Data records:
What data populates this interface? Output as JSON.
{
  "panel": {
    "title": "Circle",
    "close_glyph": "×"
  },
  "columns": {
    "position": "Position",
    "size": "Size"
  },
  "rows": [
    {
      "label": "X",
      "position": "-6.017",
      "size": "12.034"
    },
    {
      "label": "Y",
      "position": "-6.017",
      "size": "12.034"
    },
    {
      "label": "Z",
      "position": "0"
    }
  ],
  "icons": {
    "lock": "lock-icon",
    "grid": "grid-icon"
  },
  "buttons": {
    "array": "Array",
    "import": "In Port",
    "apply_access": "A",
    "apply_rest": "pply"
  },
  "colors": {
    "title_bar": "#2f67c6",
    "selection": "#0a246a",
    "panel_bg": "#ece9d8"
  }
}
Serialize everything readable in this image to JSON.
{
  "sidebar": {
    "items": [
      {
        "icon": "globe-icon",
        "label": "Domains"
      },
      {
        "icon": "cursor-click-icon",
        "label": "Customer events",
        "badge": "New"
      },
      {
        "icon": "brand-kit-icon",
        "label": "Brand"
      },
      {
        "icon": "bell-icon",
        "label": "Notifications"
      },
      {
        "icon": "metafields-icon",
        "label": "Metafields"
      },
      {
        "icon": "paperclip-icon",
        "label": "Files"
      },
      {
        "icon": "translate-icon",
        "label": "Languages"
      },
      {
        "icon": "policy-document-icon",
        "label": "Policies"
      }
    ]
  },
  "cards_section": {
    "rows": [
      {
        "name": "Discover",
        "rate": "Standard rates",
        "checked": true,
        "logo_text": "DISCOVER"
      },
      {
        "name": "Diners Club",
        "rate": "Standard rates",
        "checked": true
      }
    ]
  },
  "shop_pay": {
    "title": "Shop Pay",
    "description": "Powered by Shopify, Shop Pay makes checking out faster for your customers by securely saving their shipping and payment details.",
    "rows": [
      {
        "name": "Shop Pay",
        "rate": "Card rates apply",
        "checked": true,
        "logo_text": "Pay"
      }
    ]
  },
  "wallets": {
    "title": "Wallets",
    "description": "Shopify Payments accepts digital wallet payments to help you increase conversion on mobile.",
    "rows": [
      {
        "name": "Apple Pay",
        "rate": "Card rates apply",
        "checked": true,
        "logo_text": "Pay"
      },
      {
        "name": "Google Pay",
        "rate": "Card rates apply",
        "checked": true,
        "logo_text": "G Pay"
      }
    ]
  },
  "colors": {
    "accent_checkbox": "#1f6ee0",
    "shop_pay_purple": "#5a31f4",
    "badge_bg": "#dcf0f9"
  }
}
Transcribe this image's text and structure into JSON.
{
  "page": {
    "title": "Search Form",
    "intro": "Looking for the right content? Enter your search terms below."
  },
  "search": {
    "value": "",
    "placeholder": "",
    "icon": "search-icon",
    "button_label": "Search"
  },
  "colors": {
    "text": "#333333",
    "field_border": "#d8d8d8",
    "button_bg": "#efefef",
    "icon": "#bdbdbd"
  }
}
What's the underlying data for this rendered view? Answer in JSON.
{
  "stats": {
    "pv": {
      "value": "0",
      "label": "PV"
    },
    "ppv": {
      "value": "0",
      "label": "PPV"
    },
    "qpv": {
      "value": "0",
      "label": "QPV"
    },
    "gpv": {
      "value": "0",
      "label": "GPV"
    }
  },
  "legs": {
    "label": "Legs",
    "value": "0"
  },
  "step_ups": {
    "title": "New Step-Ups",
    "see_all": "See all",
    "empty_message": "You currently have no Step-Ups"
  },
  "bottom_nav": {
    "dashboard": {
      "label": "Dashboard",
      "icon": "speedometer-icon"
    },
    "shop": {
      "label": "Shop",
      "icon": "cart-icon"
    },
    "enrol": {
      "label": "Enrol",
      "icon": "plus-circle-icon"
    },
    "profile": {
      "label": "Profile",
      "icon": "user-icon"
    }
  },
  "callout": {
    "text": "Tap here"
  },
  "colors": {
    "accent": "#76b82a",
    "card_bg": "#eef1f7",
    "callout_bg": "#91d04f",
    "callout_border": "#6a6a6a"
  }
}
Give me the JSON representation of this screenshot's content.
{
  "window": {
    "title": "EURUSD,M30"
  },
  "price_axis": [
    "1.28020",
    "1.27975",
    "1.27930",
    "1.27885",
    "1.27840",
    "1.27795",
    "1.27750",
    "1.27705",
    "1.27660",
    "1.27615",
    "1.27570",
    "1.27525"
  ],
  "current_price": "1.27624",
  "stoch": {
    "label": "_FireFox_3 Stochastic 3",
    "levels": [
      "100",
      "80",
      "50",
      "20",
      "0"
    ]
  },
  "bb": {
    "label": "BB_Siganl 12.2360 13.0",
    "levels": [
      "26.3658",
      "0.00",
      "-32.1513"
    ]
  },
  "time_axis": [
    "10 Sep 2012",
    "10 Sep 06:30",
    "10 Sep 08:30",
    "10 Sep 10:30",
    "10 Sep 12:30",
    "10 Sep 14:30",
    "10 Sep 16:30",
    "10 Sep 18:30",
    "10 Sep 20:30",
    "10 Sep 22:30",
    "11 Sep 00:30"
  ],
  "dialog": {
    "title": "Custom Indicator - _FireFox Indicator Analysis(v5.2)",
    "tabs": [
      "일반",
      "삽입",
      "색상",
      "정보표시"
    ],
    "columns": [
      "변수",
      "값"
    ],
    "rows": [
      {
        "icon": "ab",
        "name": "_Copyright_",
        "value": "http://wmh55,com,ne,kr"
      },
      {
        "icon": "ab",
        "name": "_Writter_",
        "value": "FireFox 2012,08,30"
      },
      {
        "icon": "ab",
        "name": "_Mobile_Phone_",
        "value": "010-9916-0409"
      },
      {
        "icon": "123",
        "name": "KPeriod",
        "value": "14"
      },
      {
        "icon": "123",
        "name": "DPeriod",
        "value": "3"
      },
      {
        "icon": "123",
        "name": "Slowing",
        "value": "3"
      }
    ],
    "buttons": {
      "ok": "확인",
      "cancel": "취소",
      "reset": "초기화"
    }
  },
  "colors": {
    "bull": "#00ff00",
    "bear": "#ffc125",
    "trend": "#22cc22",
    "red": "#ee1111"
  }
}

▶ _WHAT IS ASKED_
Select every line above that contains the word "position", and copy it.

▶ _REPLY TO THE EXERCISE_
    "position": "Position",
      "position": "-6.017",
      "position": "-6.017",
      "position": "0"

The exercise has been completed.